### AIM 1:
Reproduce verbatim the portion of the records that begins at their start and ends with the line containing "ch4-checkbox[interactable] [566,219,600,253]", including that line.

### READING TEXT:
============================================================

Generational Grafting Point

Peter Rukavina

As Reinvented slowly becomes a tenant and officemate of silverorange, the “you guys are so young” and “you guys are so old” comparisons are in danger of getting tired (who wants to feel young or old enough to have it be worthy of special mention every day anyway?). To the extent that we might have to ban all such discussion shortly.

However please beg my indulgence on a related matter, and that is that I have found the pop cultural grafting point that separates my world from theirs, and it is Remington Steele.

This program aired on ABC from 1982 to 1987. Which were my prime teenage television watching years. My new colleagues were, by my calculations, in early elementary school at the time, presumably well early of the Remingston Steele demographic.

I know all this because at the big blogger orgy on Thursday, I made a sarcastic suggestion that I would simply hang a sign and maintain an office at 84 Fitzroy St., but never actually go there. “Sort of like Remingston Steele,” I said.

The reaction to which was some combination of blank stares and empty looks.

The conceit of Remingston Steele was that Laura Holt, played by Stephanie Zimbalist, was a female detective who found herself in need of a male “front” to attract business. So she hired a British gadabout, played by Pierce Brosnan (revently of James Bond fame) to play the role of her boss, Remington Steele.

Not deep drama, I admit. Somewhere south of Hill St. Blues and north of Wonder Woman. But I was a fan. To the extent that my friend Chris Nicolson and I used to watch episodes again that he had taped on his VCR (he had a rather complete collection).

Two or three years later, the young lads would be 11 or 12, and our demographic would sync up a little more, and after that our pop culture Venn diagrams intersect more fully. Though never completely, as I discovered when I revealed my amazement that all video games in arcades are now killer death games and recalled fondly the days of Tron; that revelation was revealed more with disdain than bewilderment.

Tron… those were the days.

Comments

Submitted by Steven Garrity on

Permalink

My blank stare was that obvious? I thought my phone smile and laugh had me covered.

Submitted by Peter Rukavina on

Permalink

You had me thinking you had a special phone smile, a notion that I actually found quite delightful. Or creepy, I suppose.

Submitted by Alan on

Permalink

But did they admit they were addicted to an updated Tron game about a year and a half ago? Motorcycles on a grid cutting each other off a high speed 90 degree angles.

What really burns their asses is telling them they don’t really get Coupland as they missed the Cold War and nuclear fear. At least nuclear fear turns out to be good for something.

============================================================

### DATA EXTRACT:
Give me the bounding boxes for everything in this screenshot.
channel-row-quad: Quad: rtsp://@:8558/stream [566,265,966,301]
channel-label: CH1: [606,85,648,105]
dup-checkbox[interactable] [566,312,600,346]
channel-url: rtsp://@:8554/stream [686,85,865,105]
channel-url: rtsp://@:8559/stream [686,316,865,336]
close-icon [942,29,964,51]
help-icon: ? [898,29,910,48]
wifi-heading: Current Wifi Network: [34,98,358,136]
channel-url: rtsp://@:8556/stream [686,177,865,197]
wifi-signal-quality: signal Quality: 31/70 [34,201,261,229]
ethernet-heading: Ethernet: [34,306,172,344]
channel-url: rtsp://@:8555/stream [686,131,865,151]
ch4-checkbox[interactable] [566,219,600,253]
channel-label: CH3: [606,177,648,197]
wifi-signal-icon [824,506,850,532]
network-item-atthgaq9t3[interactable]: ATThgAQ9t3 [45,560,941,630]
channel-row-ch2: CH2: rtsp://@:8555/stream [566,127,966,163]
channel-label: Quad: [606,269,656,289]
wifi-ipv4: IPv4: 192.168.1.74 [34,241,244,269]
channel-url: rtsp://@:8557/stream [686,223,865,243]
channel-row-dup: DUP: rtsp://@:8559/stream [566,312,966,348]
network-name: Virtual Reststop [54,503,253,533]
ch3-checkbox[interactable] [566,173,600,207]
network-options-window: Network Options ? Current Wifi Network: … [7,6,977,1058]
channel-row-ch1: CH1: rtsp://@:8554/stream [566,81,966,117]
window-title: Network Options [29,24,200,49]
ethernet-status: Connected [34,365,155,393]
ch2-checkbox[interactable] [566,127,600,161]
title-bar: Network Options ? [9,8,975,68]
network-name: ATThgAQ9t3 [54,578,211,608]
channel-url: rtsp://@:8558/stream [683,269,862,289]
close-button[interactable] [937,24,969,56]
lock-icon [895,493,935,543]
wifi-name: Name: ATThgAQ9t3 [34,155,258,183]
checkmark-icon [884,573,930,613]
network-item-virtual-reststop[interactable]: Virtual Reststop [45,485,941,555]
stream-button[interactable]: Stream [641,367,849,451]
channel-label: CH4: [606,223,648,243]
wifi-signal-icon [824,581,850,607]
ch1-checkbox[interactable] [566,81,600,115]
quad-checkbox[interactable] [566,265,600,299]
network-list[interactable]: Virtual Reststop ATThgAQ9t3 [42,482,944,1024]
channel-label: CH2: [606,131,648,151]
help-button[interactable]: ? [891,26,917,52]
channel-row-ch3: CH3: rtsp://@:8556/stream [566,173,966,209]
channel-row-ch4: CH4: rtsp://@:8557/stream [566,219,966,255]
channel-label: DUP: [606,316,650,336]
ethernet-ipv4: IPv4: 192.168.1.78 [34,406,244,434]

============================================================

### AIM 2:
Return, word for word, the passage of the post on Remington Steele that opens with the words "Not deep drama, I" and closes with "those were the days.".

### RESPONSE 1:
Give me the bounding boxes for everything in this screenshot.
channel-row-quad: Quad: rtsp://@:8558/stream [566,265,966,301]
channel-label: CH1: [606,85,648,105]
dup-checkbox[interactable] [566,312,600,346]
channel-url: rtsp://@:8554/stream [686,85,865,105]
channel-url: rtsp://@:8559/stream [686,316,865,336]
close-icon [942,29,964,51]
help-icon: ? [898,29,910,48]
wifi-heading: Current Wifi Network: [34,98,358,136]
channel-url: rtsp://@:8556/stream [686,177,865,197]
wifi-signal-quality: signal Quality: 31/70 [34,201,261,229]
ethernet-heading: Ethernet: [34,306,172,344]
channel-url: rtsp://@:8555/stream [686,131,865,151]
ch4-checkbox[interactable] [566,219,600,253]

### RESPONSE 2:
Not deep drama, I admit. Somewhere south of Hill St. Blues and north of Wonder Woman. But I was a fan. To the extent that my friend Chris Nicolson and I used to watch episodes again that he had taped on his VCR (he had a rather complete collection).

Two or three years later, the young lads would be 11 or 12, and our demographic would sync up a little more, and after that our pop culture Venn diagrams intersect more fully. Though never completely, as I discovered when I revealed my amazement that all video games in arcades are now killer death games and recalled fondly the days of Tron; that revelation was revealed more with disdain than bewilderment.

Tron… those were the days.